(Brano da leggere):
-=-=-=-=-

Creme solari tra due fuochi: protezione da melanoma e carenza di vitamina D. Come comportarci?

Creme solari tra due fuochi: protezione da melanoma e carenza di vitamina D. Come comportarci?

Elisa Musumeci
biologa e nutrizionista

Secondo dati statistici, sono sempre più numerosi gli italiani con livelli di vitamina D sotto il limite della normalità, si stima che il 70% presentino una notevole carenza.  Ne sono interessate soprattutto le donne e sembrerebbe che, tra le cause principali ti tale carenza, vi sia l’uso smoderato di creme solari ad alto spettro di protezione.  

Proteggersi dai raggi nocivi è ormai un’esigenza imprescindibile, dal momento che lo schermo naturale del sole diviene ogni anno più debole, per cui passano sempre più radiazioni ultraviolette potenzialmente cancerogene, indicate come raggi UVB e gli ancor più temibili UVA.

Mentre i raggi UVB sono responsabili di eritemi e scottature, i raggi UVA, più energetici, penetrano a fondo innescando mutazioni nel DNA che hanno come conseguenze l’invecchiamento cutaneo, l’aumento delle macchie e l’ insorgenza di forme tumorali, primo tra tutti il temuto melanoma.

-=-=-=-=-

[Dati di analisi del layout di pagina]
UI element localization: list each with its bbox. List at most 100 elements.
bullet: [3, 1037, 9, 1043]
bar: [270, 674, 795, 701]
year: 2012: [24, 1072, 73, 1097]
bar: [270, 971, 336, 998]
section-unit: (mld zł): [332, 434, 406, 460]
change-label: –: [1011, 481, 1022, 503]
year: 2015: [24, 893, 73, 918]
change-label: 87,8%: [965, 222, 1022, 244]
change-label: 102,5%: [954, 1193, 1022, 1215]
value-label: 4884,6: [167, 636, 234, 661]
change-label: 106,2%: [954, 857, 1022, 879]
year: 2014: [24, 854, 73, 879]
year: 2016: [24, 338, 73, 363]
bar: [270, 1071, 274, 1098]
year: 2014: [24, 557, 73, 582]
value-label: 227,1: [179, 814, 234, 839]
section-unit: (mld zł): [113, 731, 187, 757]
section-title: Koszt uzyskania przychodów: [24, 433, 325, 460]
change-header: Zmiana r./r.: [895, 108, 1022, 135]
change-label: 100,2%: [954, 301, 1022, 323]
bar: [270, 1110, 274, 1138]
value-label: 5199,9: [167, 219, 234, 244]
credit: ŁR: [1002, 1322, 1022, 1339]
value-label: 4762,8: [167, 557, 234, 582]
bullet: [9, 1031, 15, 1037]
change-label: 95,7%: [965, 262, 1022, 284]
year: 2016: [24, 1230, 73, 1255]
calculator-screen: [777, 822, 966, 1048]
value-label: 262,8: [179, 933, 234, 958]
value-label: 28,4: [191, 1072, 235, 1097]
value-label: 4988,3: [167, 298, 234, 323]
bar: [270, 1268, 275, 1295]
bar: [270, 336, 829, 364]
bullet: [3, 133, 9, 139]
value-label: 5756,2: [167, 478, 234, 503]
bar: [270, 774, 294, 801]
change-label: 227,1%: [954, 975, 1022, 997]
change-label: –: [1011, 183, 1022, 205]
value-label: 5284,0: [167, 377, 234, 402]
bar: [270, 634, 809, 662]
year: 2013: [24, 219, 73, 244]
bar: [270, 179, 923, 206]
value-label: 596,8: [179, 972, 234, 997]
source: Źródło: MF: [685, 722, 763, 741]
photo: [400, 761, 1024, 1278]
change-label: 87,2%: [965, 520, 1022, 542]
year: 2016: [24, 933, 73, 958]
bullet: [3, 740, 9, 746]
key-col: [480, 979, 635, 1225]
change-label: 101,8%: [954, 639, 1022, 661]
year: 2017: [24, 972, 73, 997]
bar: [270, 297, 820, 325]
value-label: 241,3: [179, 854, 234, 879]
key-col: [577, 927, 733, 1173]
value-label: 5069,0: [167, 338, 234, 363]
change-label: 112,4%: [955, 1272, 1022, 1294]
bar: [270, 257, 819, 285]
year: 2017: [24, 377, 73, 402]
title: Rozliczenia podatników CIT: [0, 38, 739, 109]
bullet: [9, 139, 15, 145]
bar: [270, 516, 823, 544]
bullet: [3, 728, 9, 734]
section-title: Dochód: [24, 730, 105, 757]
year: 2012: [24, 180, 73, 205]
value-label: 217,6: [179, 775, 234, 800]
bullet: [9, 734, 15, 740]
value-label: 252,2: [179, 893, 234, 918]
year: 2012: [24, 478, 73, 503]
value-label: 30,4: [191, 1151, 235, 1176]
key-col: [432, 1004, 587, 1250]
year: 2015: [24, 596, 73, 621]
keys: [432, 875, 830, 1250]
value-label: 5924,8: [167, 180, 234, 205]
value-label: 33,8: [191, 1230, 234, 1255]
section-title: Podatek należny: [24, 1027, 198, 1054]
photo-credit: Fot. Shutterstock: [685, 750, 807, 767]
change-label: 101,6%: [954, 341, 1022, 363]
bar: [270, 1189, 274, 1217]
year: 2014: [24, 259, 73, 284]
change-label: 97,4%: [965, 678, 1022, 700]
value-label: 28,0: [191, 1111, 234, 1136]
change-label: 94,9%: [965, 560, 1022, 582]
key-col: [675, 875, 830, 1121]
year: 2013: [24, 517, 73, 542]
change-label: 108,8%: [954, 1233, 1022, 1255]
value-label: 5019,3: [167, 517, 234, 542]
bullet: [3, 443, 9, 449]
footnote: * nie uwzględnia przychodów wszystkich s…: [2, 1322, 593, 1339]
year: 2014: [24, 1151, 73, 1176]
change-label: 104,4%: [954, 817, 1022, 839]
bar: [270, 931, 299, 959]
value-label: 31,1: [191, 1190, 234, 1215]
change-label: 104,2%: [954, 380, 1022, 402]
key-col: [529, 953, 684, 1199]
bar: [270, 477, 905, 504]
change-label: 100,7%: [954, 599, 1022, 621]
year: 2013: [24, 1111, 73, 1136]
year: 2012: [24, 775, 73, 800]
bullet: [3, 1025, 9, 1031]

-=-=-=-=-

(Esercizi da svolgere):
(A) Rispondi alle seguenti domande sull'articolo sulle creme solari.
(i) Quale percentuale di italiani si stima che presenti una notevole carenza di vitamina D?
(ii) Chi è interessato soprattutto da tale carenza?
(iii) Di che cosa sono responsabili i raggi UVB?
(B) Riscrivi la parte dell'articolo sulle creme solari che comincia con "Mentre i raggi" e termina con "il temuto melanoma.", sostituendo "eritemi" con "arrossamenti".
(C) Prosegui l'articolo sulle creme solari a partire dal punto in cui si interrompe.
Le voci provengono da una fonte diversa da quella del brano.

(Soluzioni):
(A)
(i) Il 70%.
(ii) Le donne.
(iii) Di eritemi e scottature.

(B)
Mentre i raggi UVB sono responsabili di arrossamenti e scottature, i raggi UVA, più energetici, penetrano a fondo innescando mutazioni nel DNA che hanno come conseguenze l’invecchiamento cutaneo, l’aumento delle macchie e l’ insorgenza di forme tumorali, primo tra tutti il temuto melanoma.

(C)
D’altra parte, tuttavia, con l’applicazione di filtri chimici o fisici che coprano ogni angolo della pelle, cui ricorriamo già ai primi raggi della stagione primaverile-estiva, si ostacola la produzione  della vitamina D, e ciò porta danni non trascurabili all’organismo. 

Contrariamente a quanto ritenuto fino a non molti anni fa, quando il ruolo della vitamina D era attenzionato quasi esclusivamente in relazione al metabolismo del calcio nella prevenzione dell’osteoporosi, oggi è sempre più discussa la posizione di rilievo occupata dalla vitamina D, quale crocevia di moltissime importanti vie metaboliche. 

La vitamina D è l’unica vitamina che si comporta da ormone. Interviene nella regolazione dell’asse ipotalamo-ipofisi-surrene e in altre vie metaboliche. Una sua carenza contribuisce agli squilibri a carico del sistema nervoso, con l’insorgenza di stati di ansia e depressione, nelle patologie autoimmuni, dermatite e disturbi topici della pelle, problemi reumatici e, soprattutto, vi è un importante effetto paradosso: La carenza di vitamina D causata dall’eccessivo proteggerci dai raggi solari è essa stessa parte delle cause di insorgenza di alcuni tumori!

Come fare dunque a risolvere questo difficile dilemma?

Semplice. Basta sapere che per la produzione di una quantità adeguata di vitamina D è sufficiente l’esposizione al sole per almeno 15 minuti al giorno, purché senza filtri. Per fare questo, senza incorrere nell’effetto nocivo dei raggi solari, basterebbe ricevere il sole delle prime ore del mattino, quando ancora non si è raggiunta la perpendicolarità dei raggi. Per intenderci, se andassimo al mare dalle 8:00 del mattino fino alle 9:30 circa, dovremmo esporci senza applicare la crema protettiva, dopo bisogna necessariamente applicare un fattore di protezione tra il 50+ ed il 20+, secondo il proprio fototipo.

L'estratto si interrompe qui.